**WRITTEN TASK**
Find the lines that contain the word "colors" and copy each one.

**DATA ROWS**
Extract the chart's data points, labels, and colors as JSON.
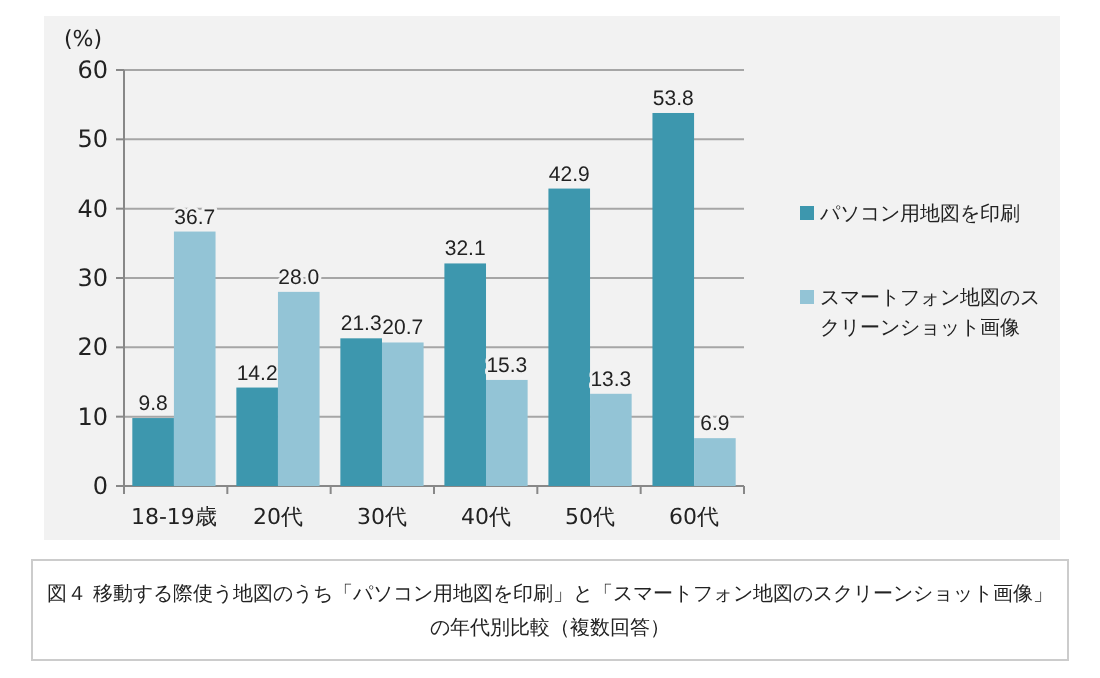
{
  "chart_data": {
    "type": "bar",
    "ylabel": "(%)",
    "categories": [
      "18-19歳",
      "20代",
      "30代",
      "40代",
      "50代",
      "60代"
    ],
    "series": [
      {
        "name": "パソコン用地図を印刷",
        "color": "#3d97ae",
        "values": [
          9.8,
          14.2,
          21.3,
          32.1,
          42.9,
          53.8
        ],
        "value_labels": [
          "9.8",
          "14.2",
          "21.3",
          "32.1",
          "42.9",
          "53.8"
        ]
      },
      {
        "name": "スマートフォン地図のスクリーンショット画像",
        "color": "#93c4d6",
        "values": [
          36.7,
          28.0,
          20.7,
          15.3,
          13.3,
          6.9
        ],
        "value_labels": [
          "36.7",
          "28.0",
          "20.7",
          "15.3",
          "13.3",
          "6.9"
        ]
      }
    ],
    "ylim": [
      0,
      60
    ],
    "yticks": [
      0,
      10,
      20,
      30,
      40,
      50,
      60
    ],
    "grid": "y",
    "legend": "right",
    "annotations": [
      "図４ 移動する際使う地図のうち「パソコン用地図を印刷」と「スマートフォン地図のスクリーンショット画像」の年代別比較（複数回答）"
    ]
  }
}
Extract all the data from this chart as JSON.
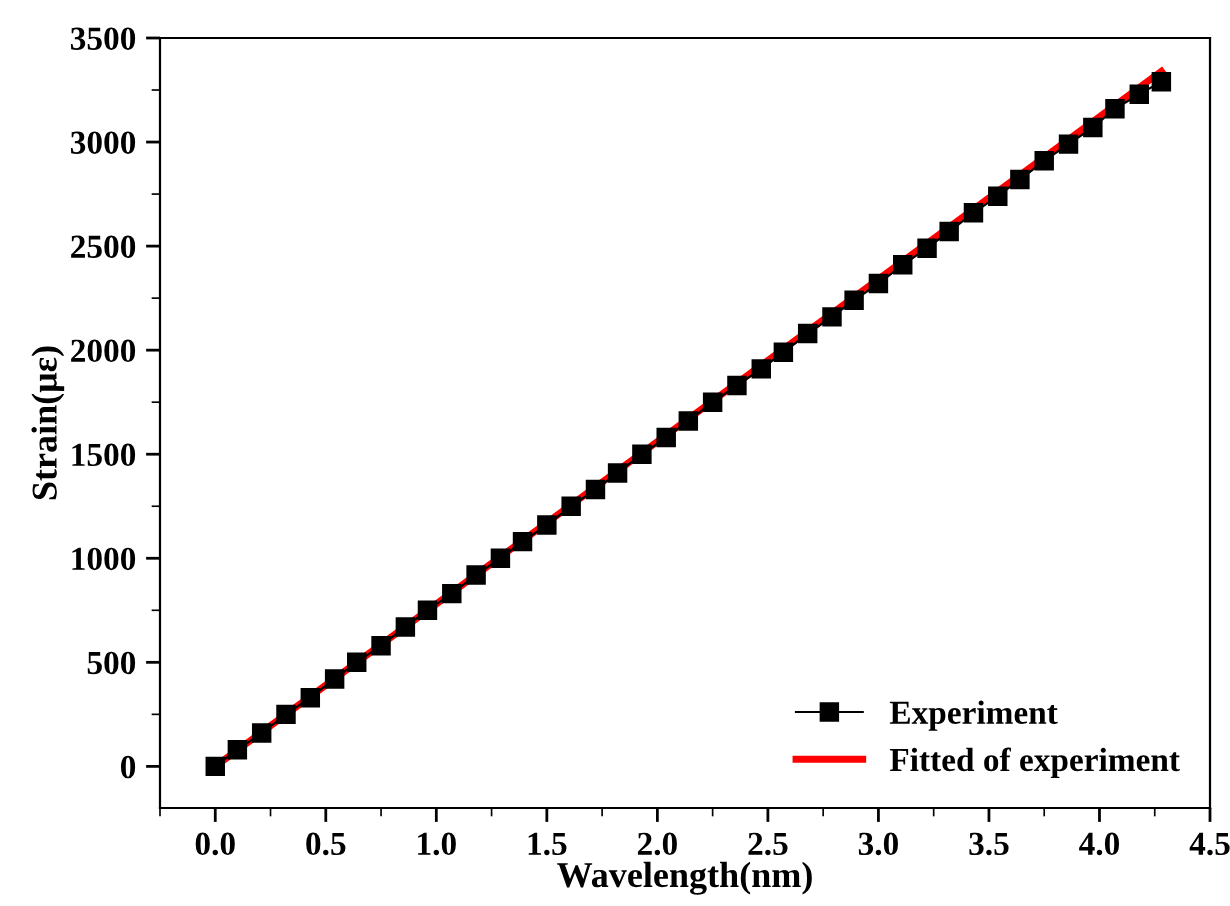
{
  "chart_data": {
    "type": "line",
    "xlabel": "Wavelength(nm)",
    "ylabel": "Strain(με)",
    "xlim": [
      -0.25,
      4.5
    ],
    "ylim": [
      -200,
      3500
    ],
    "xticks": [
      {
        "value": 0,
        "label": "0.0"
      },
      {
        "value": 0.5,
        "label": "0.5"
      },
      {
        "value": 1,
        "label": "1.0"
      },
      {
        "value": 1.5,
        "label": "1.5"
      },
      {
        "value": 2,
        "label": "2.0"
      },
      {
        "value": 2.5,
        "label": "2.5"
      },
      {
        "value": 3,
        "label": "3.0"
      },
      {
        "value": 3.5,
        "label": "3.5"
      },
      {
        "value": 4,
        "label": "4.0"
      },
      {
        "value": 4.5,
        "label": "4.5"
      }
    ],
    "yticks": [
      0,
      500,
      1000,
      1500,
      2000,
      2500,
      3000,
      3500
    ],
    "grid": false,
    "legend": "bottom right",
    "series": [
      {
        "name": "Experiment",
        "color": "#000000",
        "marker": "square",
        "line_style": "solid",
        "x": [
          0.0,
          0.1,
          0.21,
          0.32,
          0.43,
          0.54,
          0.64,
          0.75,
          0.86,
          0.96,
          1.07,
          1.18,
          1.29,
          1.39,
          1.5,
          1.61,
          1.72,
          1.82,
          1.93,
          2.04,
          2.14,
          2.25,
          2.36,
          2.47,
          2.57,
          2.68,
          2.79,
          2.89,
          3.0,
          3.11,
          3.22,
          3.32,
          3.43,
          3.54,
          3.64,
          3.75,
          3.86,
          3.97,
          4.07,
          4.18,
          4.28
        ],
        "values": [
          0,
          80,
          160,
          250,
          330,
          420,
          500,
          580,
          670,
          750,
          830,
          920,
          1000,
          1080,
          1160,
          1250,
          1330,
          1410,
          1500,
          1580,
          1660,
          1750,
          1830,
          1910,
          1990,
          2080,
          2160,
          2240,
          2320,
          2410,
          2490,
          2570,
          2660,
          2740,
          2820,
          2910,
          2990,
          3070,
          3160,
          3230,
          3290
        ]
      },
      {
        "name": "Fitted of experiment",
        "color": "#ff0000",
        "line_style": "solid",
        "x": [
          0,
          4.28
        ],
        "values": [
          0,
          3340
        ]
      }
    ]
  }
}
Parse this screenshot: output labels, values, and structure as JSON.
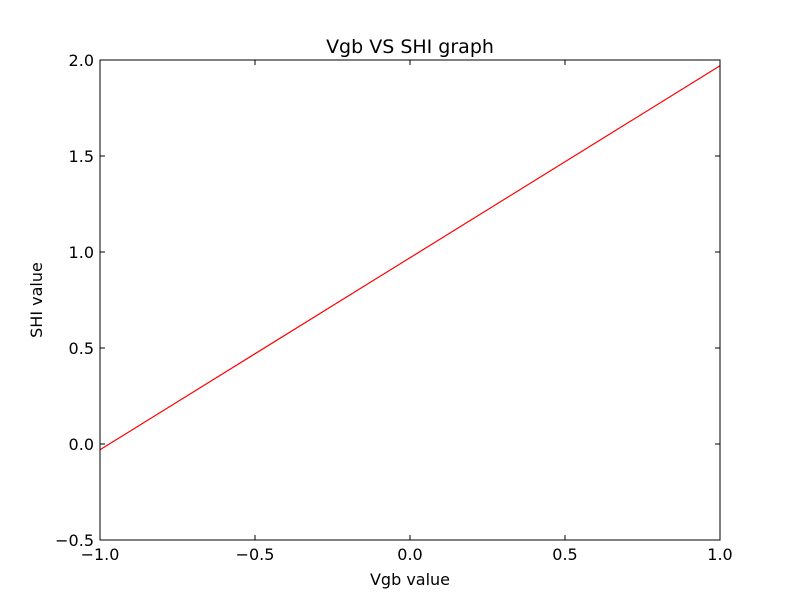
{
  "chart_data": {
    "type": "line",
    "title": "Vgb VS SHI graph",
    "xlabel": "Vgb value",
    "ylabel": "SHI value",
    "xlim": [
      -1.0,
      1.0
    ],
    "ylim": [
      -0.5,
      2.0
    ],
    "grid": false,
    "xticks": [
      -1.0,
      -0.5,
      0.0,
      0.5,
      1.0
    ],
    "xtick_labels": [
      "−1.0",
      "−0.5",
      "0.0",
      "0.5",
      "1.0"
    ],
    "yticks": [
      -0.5,
      0.0,
      0.5,
      1.0,
      1.5,
      2.0
    ],
    "ytick_labels": [
      "−0.5",
      "0.0",
      "0.5",
      "1.0",
      "1.5",
      "2.0"
    ],
    "series": [
      {
        "color": "#ff0000",
        "x": [
          -1.0,
          1.0
        ],
        "y": [
          -0.03,
          1.97
        ]
      }
    ]
  }
}
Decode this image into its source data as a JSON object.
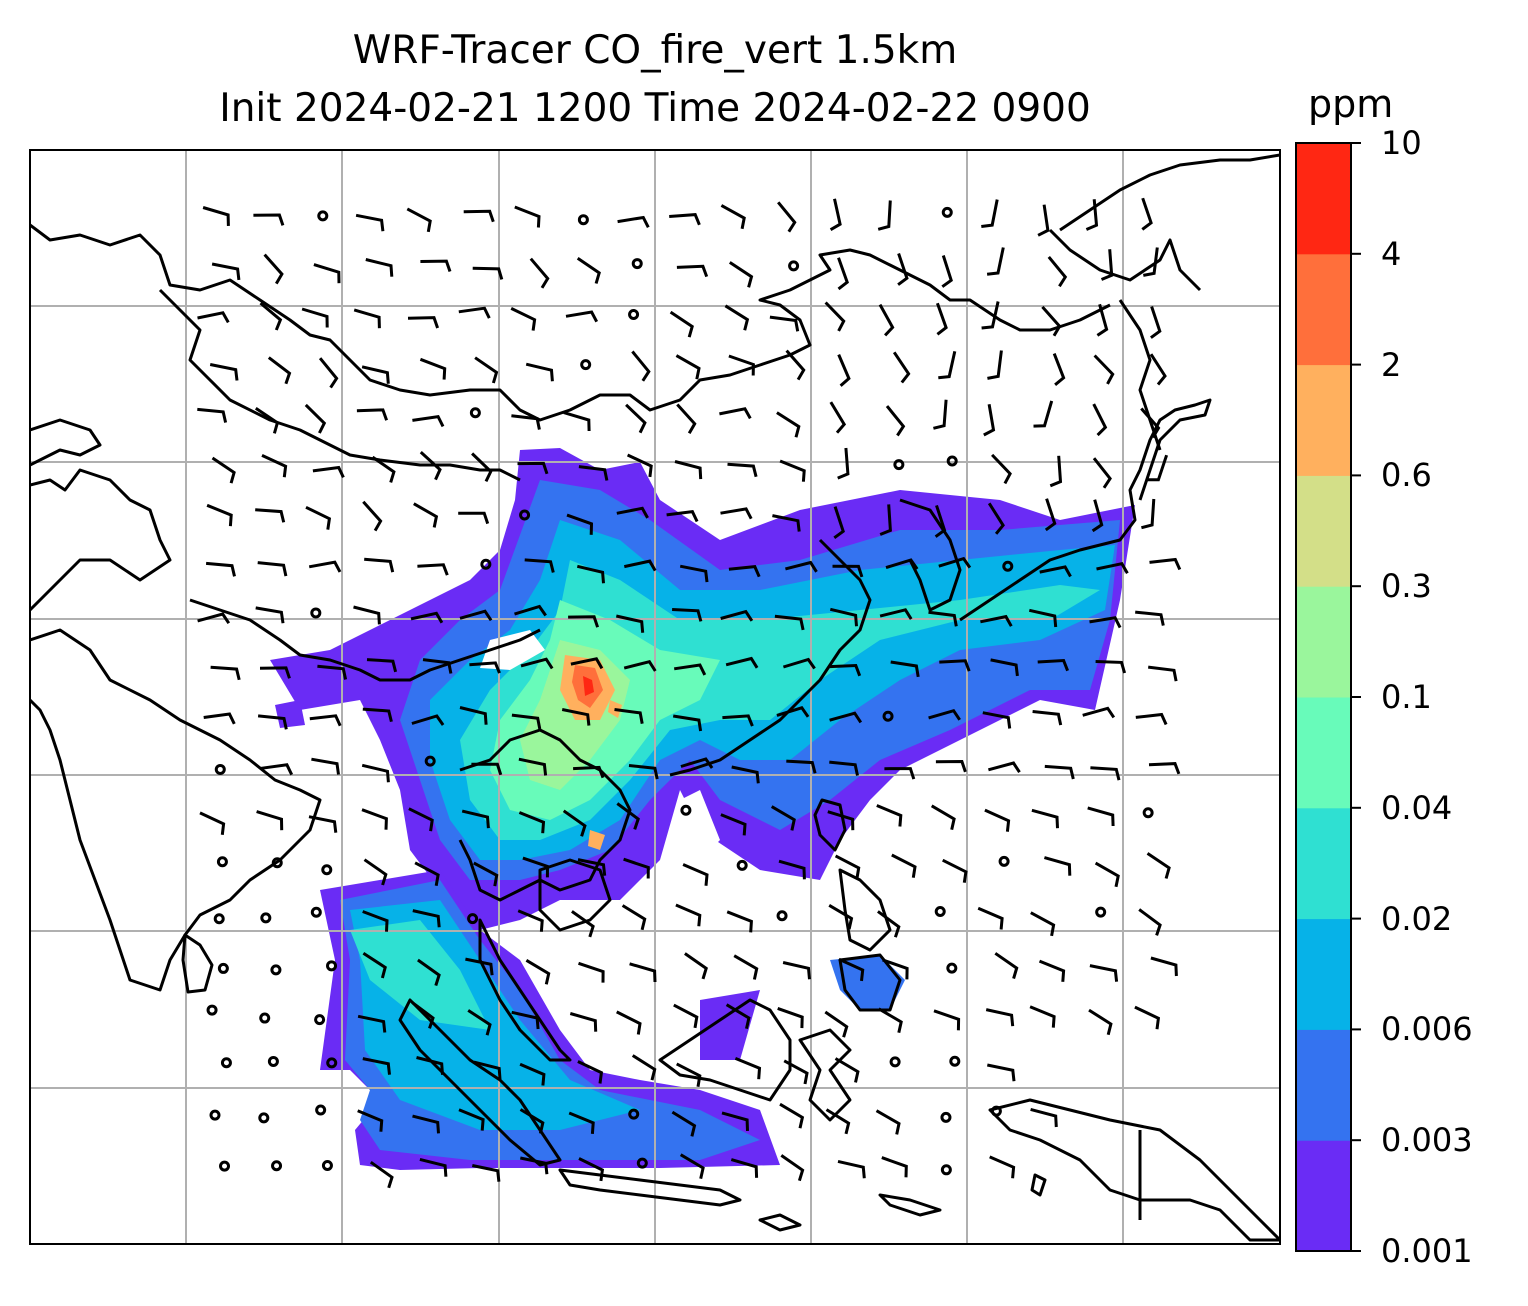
{
  "title": {
    "line1": "WRF-Tracer CO_fire_vert 1.5km",
    "line2": "Init 2024-02-21 1200 Time 2024-02-22 0900"
  },
  "colorbar": {
    "unit": "ppm",
    "levels": [
      "0.001",
      "0.003",
      "0.006",
      "0.02",
      "0.04",
      "0.1",
      "0.3",
      "0.6",
      "2",
      "4",
      "10"
    ],
    "colors": [
      "#6a2cf5",
      "#3473f0",
      "#06b2e8",
      "#2fe0d2",
      "#68fbba",
      "#9af69c",
      "#d3df88",
      "#ffb05e",
      "#ff6f3b",
      "#ff2713"
    ]
  },
  "map": {
    "gridline_color": "#b0b0b0",
    "coastline_color": "#000000",
    "field": "CO_fire_vert",
    "level": "1.5km",
    "gridlines": true
  }
}
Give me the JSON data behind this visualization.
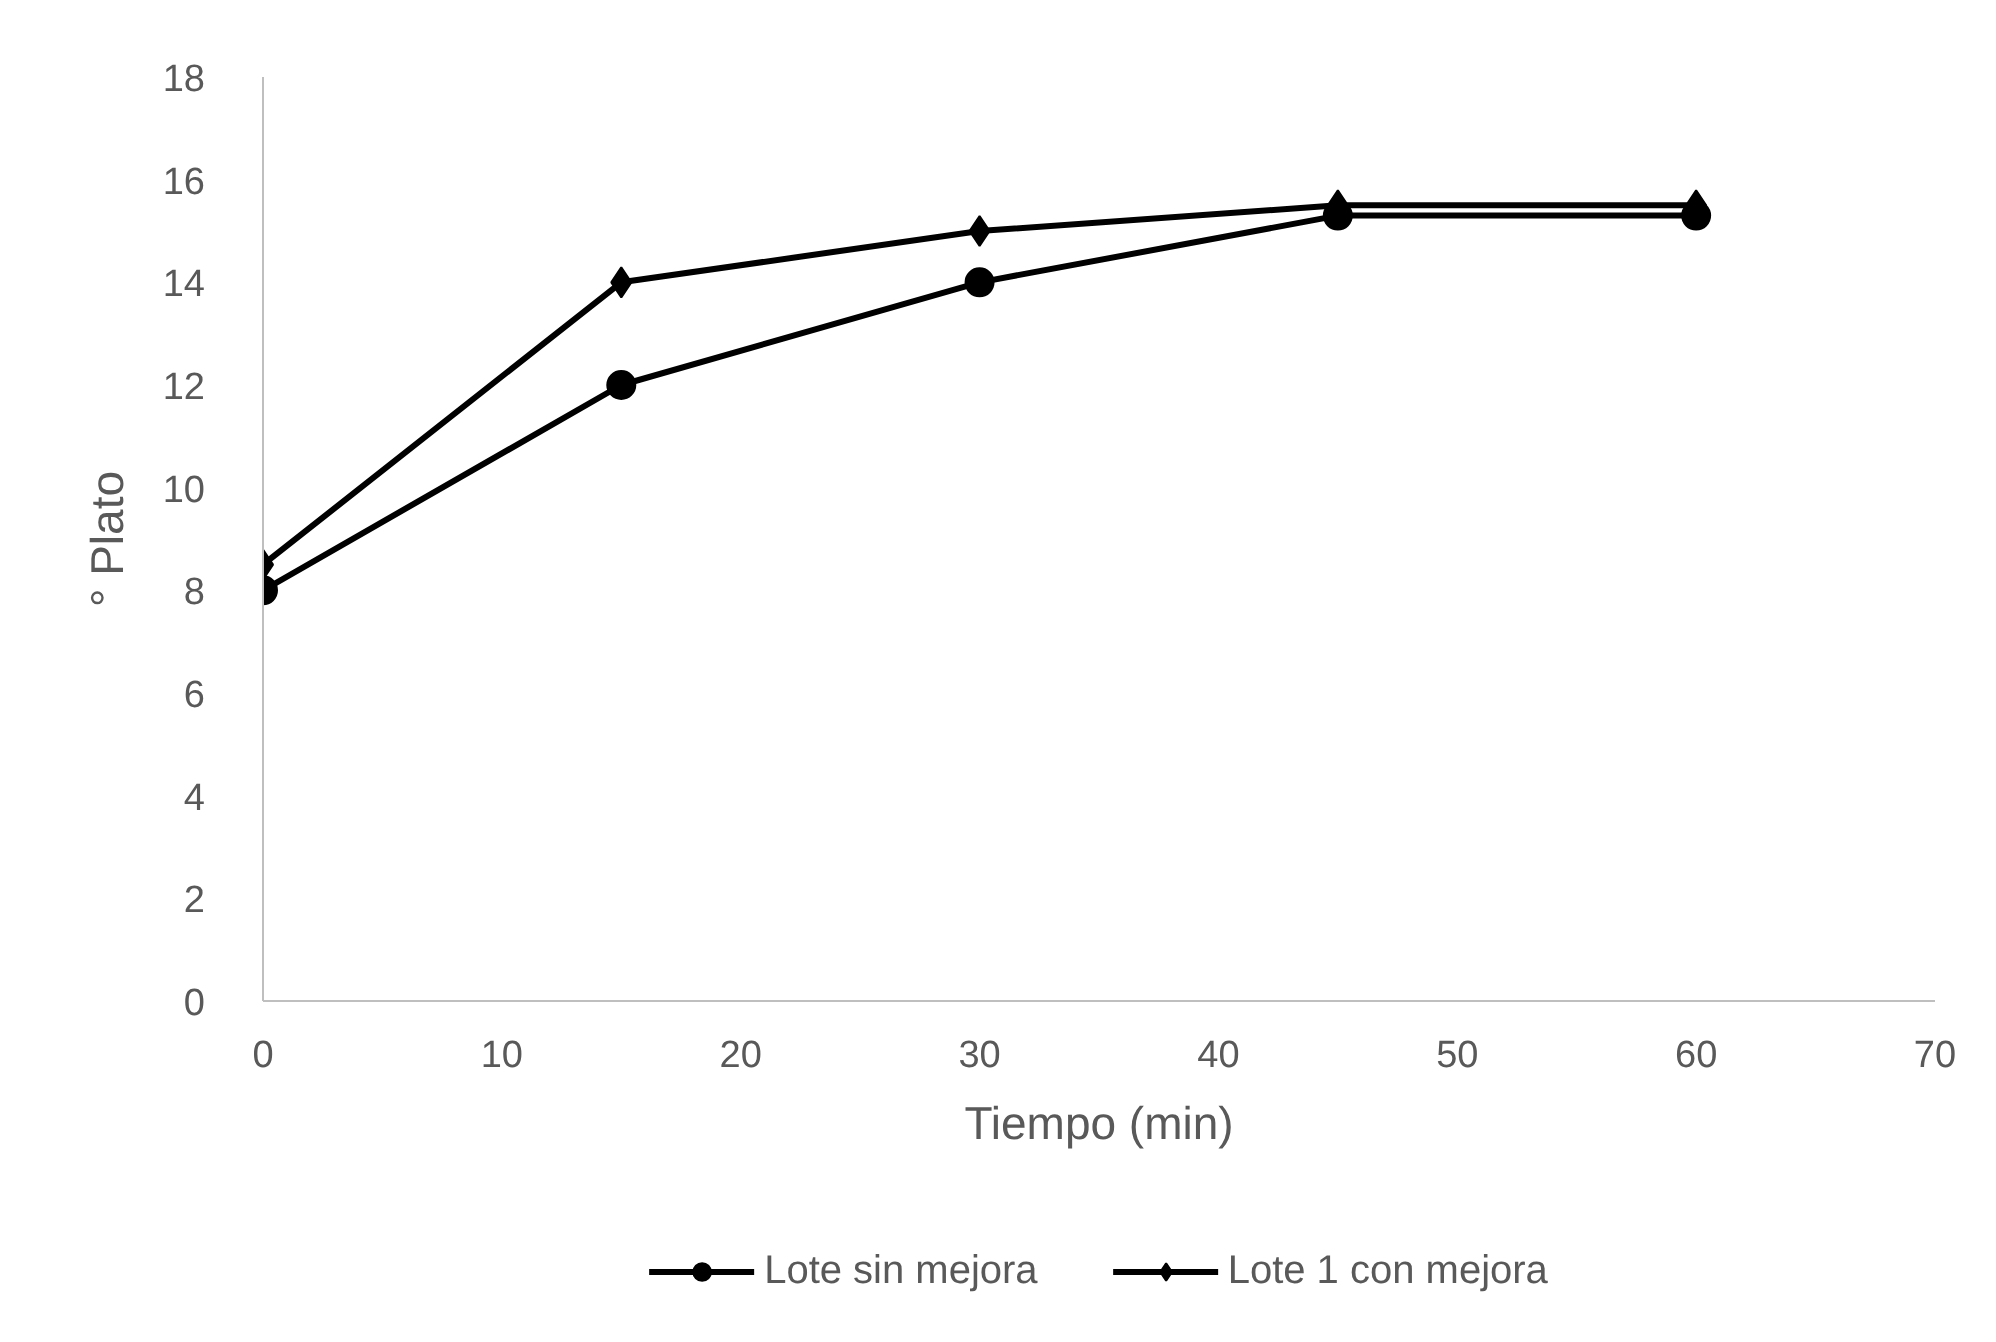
{
  "chart_data": {
    "type": "line",
    "xlabel": "Tiempo (min)",
    "ylabel": "° Plato",
    "x": [
      0,
      15,
      30,
      45,
      60
    ],
    "series": [
      {
        "name": "Lote sin mejora",
        "color": "#000000",
        "values": [
          8,
          12,
          14,
          15.3,
          15.3
        ],
        "marker": "circle"
      },
      {
        "name": "Lote 1 con mejora",
        "color": "#000000",
        "values": [
          8.5,
          14,
          15,
          15.5,
          15.5
        ],
        "marker": "diamond"
      }
    ],
    "xlim": [
      0,
      70
    ],
    "xticks": [
      0,
      10,
      20,
      30,
      40,
      50,
      60,
      70
    ],
    "ylim": [
      0,
      18
    ],
    "yticks": [
      0,
      2,
      4,
      6,
      8,
      10,
      12,
      14,
      16,
      18
    ],
    "grid": false,
    "legend": "bottom",
    "line_style": "solid"
  }
}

**THE ANSWER**
Extract the chart's data points, labels, and colors as JSON.
    "colors": [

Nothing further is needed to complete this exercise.